##### Records provided

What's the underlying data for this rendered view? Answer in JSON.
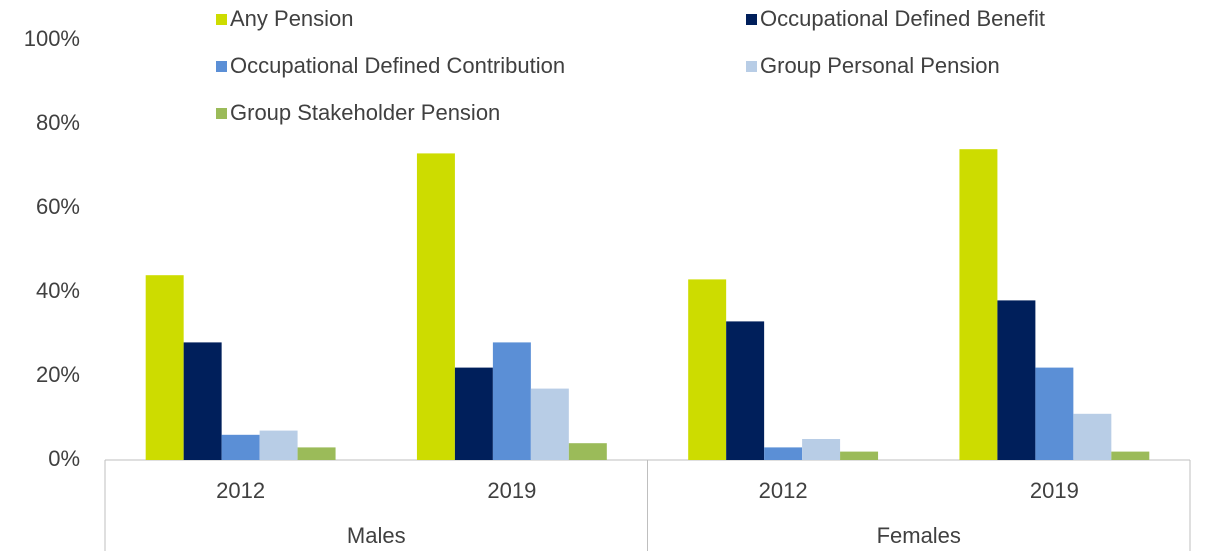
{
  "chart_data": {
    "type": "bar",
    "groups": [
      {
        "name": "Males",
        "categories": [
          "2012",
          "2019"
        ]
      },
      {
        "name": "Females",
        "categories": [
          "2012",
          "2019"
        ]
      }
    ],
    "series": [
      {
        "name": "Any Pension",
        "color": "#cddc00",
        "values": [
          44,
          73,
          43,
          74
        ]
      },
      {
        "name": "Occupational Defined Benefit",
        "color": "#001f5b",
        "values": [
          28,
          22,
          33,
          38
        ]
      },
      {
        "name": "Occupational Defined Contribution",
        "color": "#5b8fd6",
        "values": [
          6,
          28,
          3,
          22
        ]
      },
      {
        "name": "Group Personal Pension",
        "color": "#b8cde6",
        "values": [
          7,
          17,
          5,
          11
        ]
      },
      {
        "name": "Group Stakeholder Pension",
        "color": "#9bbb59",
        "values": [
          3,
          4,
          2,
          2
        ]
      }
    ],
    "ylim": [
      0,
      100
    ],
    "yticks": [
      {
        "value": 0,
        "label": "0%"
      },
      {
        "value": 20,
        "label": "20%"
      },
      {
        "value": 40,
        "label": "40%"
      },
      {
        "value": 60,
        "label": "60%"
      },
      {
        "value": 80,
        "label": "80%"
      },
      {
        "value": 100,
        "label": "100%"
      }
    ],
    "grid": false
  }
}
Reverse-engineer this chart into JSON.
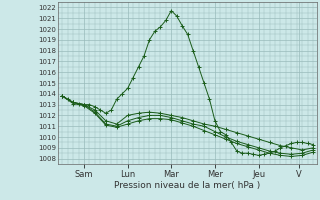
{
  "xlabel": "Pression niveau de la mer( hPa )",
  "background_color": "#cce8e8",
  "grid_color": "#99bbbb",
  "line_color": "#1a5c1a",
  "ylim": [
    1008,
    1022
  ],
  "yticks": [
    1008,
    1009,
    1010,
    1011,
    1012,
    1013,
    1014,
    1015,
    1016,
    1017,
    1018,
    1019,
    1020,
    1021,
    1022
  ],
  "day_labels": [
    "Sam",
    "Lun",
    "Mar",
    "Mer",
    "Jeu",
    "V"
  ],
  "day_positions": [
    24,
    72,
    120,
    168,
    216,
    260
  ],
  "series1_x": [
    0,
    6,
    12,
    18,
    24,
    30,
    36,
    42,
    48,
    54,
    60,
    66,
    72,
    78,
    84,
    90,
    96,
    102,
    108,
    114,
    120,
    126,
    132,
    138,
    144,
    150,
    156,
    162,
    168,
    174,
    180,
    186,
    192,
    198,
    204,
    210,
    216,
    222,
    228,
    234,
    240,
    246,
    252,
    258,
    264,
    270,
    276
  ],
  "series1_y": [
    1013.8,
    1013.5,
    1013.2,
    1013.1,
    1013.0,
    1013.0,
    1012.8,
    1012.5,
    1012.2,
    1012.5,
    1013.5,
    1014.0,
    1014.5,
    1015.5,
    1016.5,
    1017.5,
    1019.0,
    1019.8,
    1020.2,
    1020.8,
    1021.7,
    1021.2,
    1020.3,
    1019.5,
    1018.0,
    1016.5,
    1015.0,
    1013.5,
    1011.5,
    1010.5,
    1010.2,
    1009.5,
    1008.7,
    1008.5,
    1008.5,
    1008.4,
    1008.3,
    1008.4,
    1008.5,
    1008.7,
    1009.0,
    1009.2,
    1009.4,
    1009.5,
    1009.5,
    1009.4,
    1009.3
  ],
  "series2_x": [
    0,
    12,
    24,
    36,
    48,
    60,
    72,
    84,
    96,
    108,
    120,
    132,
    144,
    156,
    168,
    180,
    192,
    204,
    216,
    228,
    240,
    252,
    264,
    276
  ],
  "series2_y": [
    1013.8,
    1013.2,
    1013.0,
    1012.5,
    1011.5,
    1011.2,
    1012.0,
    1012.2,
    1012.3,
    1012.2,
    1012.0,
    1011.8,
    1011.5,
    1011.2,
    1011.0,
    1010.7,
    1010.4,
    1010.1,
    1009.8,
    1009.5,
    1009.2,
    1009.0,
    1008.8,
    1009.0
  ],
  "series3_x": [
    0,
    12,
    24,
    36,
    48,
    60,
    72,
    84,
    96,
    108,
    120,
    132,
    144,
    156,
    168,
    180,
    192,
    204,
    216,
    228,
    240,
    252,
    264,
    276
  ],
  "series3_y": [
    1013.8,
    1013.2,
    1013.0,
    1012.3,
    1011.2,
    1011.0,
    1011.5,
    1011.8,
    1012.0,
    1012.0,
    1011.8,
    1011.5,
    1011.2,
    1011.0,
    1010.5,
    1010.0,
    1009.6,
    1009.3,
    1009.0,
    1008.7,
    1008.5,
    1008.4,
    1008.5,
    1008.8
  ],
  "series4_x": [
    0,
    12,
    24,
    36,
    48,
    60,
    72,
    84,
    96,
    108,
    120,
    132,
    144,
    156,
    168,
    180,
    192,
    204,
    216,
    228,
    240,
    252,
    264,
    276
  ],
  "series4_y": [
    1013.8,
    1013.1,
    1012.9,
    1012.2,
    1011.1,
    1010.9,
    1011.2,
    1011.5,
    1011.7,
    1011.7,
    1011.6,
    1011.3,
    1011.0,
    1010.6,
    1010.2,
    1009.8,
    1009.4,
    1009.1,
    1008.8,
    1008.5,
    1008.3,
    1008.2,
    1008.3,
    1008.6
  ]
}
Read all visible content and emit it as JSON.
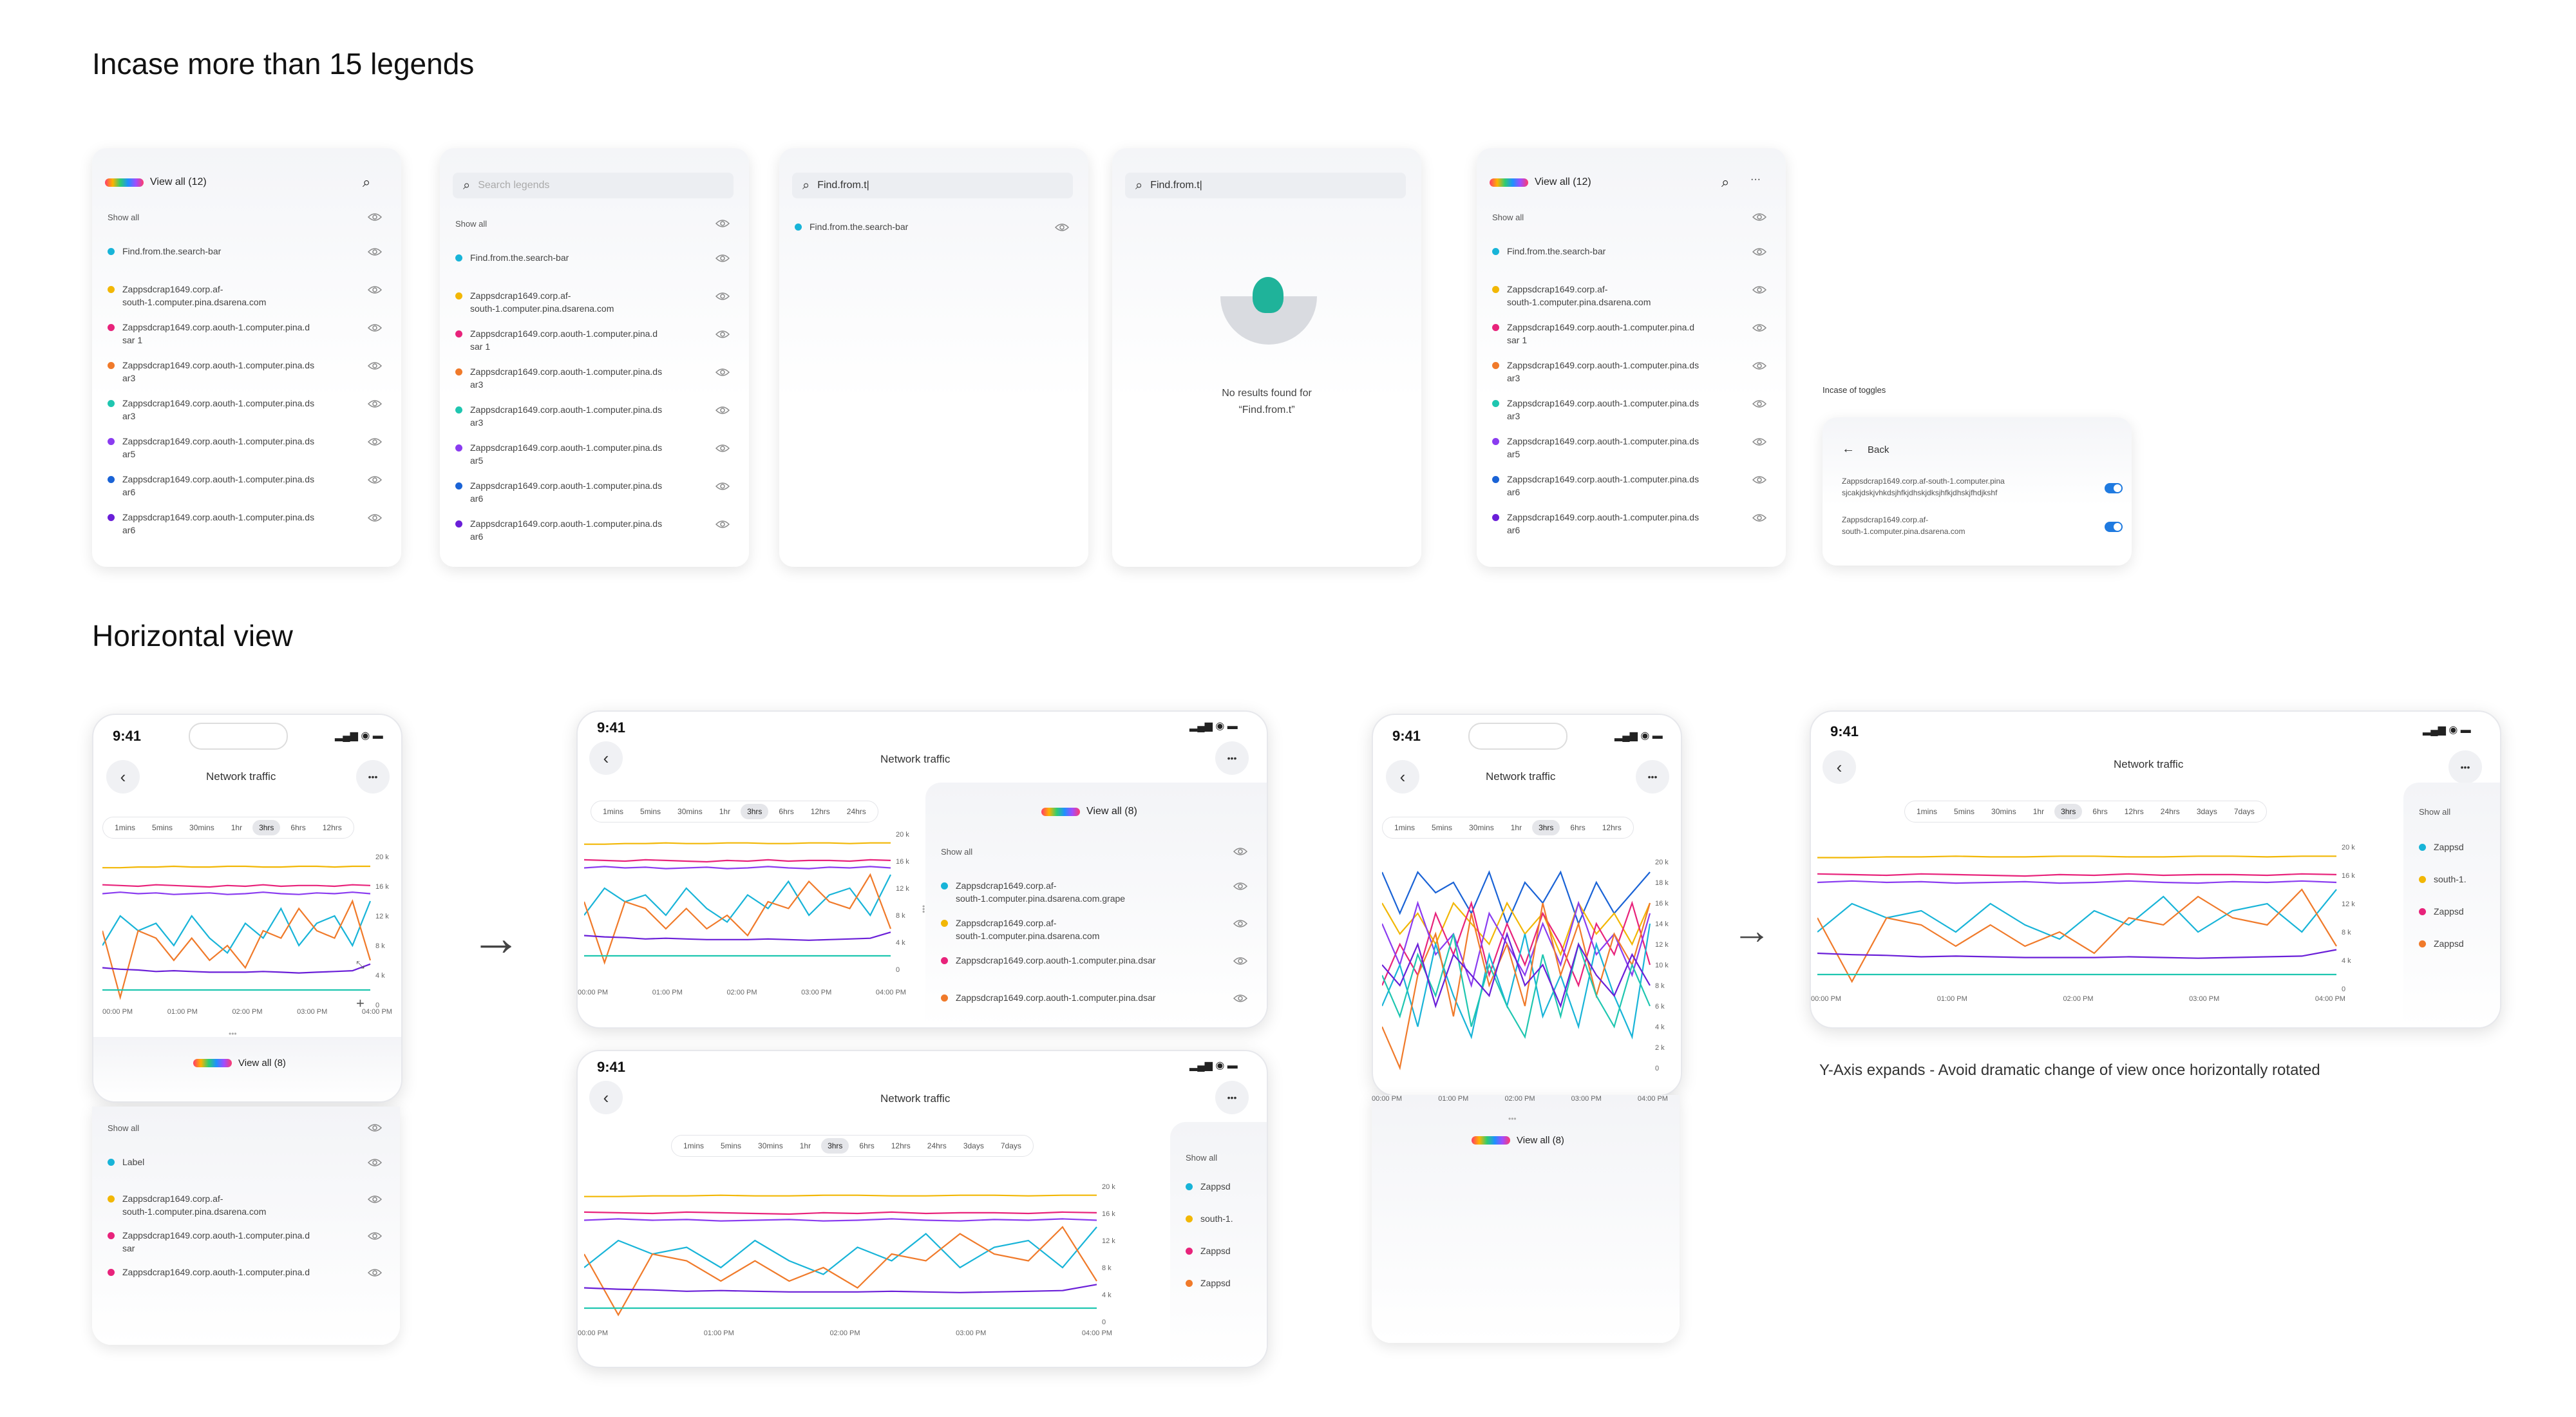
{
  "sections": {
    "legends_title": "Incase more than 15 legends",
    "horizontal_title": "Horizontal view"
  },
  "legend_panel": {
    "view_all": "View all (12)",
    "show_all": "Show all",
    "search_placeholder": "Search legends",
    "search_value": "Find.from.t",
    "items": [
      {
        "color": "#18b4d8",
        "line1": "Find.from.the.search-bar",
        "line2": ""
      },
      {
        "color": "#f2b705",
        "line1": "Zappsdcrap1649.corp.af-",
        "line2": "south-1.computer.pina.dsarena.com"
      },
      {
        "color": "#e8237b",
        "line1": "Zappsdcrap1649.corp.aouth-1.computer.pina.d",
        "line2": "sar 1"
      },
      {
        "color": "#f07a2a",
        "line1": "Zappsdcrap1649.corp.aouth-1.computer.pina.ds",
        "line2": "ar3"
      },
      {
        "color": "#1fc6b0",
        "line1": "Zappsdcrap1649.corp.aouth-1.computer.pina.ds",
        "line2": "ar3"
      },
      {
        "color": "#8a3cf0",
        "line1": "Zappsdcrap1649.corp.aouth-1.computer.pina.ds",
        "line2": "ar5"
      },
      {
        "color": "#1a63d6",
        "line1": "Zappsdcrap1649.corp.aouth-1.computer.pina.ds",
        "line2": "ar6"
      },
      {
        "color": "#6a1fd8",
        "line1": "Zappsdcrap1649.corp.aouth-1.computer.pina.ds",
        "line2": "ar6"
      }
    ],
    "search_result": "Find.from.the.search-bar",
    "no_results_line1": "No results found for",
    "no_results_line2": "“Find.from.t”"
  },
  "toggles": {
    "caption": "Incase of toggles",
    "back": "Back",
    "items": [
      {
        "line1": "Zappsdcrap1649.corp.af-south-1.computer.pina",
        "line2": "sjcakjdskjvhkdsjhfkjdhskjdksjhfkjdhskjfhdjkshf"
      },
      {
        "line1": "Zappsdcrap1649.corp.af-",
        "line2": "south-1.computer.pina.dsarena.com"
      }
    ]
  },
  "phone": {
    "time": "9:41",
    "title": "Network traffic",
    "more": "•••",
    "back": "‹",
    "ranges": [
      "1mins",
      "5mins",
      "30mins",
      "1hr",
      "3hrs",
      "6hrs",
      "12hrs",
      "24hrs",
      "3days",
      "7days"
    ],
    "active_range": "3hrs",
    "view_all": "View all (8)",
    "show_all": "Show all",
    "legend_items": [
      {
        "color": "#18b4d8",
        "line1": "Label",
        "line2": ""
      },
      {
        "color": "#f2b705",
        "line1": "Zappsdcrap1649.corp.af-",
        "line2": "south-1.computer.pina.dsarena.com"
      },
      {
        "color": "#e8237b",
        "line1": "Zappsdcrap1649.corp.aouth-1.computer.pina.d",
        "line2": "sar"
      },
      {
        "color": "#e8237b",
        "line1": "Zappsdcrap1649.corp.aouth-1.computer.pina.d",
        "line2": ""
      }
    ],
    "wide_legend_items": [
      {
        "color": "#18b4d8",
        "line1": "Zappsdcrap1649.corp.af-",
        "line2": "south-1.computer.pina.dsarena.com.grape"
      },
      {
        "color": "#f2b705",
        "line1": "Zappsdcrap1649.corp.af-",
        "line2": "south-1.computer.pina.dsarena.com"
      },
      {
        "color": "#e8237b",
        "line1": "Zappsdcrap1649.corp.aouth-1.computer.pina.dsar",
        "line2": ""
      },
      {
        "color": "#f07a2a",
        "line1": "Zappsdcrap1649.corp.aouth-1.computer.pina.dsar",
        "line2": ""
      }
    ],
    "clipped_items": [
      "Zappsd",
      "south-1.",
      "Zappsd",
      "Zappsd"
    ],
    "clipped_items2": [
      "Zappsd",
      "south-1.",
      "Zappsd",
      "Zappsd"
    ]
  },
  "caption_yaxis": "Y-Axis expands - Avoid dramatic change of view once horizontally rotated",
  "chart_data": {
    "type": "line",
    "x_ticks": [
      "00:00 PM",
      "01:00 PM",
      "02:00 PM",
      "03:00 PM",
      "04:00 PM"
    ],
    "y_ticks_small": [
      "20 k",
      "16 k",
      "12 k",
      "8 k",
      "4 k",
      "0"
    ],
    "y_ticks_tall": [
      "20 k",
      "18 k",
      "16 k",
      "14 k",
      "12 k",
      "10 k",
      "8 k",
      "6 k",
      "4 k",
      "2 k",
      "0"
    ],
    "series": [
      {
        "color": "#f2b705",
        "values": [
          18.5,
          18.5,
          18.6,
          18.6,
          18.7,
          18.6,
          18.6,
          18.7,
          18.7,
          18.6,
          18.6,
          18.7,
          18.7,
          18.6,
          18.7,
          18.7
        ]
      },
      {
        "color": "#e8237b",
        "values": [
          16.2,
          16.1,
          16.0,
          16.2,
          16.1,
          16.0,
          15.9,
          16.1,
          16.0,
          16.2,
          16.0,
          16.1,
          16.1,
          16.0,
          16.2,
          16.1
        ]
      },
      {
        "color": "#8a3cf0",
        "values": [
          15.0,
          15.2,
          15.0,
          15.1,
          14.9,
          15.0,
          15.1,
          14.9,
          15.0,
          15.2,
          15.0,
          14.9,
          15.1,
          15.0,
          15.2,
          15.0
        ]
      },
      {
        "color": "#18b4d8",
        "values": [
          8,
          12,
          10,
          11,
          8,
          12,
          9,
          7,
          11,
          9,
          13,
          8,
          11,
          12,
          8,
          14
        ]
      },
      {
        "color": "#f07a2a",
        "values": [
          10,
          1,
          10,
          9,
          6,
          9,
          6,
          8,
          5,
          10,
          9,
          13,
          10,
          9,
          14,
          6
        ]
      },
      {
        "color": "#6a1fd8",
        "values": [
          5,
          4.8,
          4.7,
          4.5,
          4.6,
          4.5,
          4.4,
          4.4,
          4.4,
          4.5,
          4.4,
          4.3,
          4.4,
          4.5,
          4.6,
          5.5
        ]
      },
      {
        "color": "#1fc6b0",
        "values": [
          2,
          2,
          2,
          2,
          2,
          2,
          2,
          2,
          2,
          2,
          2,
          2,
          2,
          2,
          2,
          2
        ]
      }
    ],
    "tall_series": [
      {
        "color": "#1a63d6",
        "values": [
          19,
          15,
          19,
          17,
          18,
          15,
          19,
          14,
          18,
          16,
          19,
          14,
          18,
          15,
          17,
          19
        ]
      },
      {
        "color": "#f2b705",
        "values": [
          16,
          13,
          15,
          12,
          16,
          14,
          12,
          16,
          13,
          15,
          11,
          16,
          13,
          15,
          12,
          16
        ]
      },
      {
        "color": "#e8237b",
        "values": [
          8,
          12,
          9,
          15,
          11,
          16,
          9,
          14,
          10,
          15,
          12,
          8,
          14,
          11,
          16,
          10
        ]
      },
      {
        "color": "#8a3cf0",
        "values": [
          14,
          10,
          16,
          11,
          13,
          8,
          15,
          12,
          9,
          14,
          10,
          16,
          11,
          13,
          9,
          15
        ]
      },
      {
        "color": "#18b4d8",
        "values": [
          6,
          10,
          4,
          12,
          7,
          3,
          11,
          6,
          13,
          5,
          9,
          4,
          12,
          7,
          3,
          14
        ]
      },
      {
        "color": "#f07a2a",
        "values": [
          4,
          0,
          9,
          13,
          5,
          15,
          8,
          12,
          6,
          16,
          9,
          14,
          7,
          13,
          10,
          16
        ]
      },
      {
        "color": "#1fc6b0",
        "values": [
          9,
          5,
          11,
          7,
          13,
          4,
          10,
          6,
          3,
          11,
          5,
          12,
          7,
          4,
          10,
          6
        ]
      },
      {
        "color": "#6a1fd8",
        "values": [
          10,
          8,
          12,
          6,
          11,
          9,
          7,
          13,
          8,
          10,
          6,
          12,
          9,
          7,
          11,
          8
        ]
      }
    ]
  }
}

##########

* **What the task asks**: Select every line of the records holding the string "name".

* **Exercise solution**:
        "name": "Males",
        "name": "Females",
        "name": "Any Pension",
        "name": "Occupational Defined Benefit",
        "name": "Occupational Defined Contribution",
        "name": "Group Personal Pension",
        "name": "Group Stakeholder Pension",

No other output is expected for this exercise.